Given instruction:
Count every line below that contains "voltage", then state the total with no other output.

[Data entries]
━━━━━━━━━━
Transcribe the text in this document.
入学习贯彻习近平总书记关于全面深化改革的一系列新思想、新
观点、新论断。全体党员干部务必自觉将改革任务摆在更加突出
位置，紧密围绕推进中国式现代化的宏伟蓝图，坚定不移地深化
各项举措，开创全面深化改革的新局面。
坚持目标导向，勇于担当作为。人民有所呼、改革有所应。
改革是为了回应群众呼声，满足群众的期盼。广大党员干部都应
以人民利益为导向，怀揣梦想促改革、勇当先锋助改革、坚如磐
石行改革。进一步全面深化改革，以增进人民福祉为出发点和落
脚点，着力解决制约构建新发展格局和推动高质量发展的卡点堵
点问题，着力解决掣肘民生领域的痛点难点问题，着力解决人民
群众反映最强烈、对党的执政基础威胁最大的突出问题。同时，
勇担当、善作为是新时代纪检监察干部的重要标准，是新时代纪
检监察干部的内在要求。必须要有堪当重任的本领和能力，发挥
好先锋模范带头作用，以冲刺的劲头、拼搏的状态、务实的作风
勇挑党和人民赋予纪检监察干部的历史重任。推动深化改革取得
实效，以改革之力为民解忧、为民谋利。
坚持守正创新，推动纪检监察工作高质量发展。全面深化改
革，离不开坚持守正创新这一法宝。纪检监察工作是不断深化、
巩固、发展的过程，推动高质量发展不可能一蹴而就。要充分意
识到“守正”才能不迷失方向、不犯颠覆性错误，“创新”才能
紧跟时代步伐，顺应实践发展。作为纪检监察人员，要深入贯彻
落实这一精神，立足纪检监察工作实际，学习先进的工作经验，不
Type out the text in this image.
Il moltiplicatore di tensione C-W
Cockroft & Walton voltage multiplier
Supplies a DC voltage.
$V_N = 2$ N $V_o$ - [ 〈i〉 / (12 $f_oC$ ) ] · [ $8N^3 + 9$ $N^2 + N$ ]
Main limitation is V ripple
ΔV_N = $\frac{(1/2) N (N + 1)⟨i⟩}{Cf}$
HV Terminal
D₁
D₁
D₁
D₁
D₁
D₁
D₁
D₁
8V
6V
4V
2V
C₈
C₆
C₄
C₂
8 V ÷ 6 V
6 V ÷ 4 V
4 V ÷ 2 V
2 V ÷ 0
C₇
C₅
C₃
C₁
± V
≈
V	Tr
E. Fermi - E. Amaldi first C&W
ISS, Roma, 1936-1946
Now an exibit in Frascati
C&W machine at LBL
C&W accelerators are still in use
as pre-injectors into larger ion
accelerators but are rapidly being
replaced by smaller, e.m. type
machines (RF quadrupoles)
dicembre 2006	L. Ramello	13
━━━━━━━━━━
Result:
2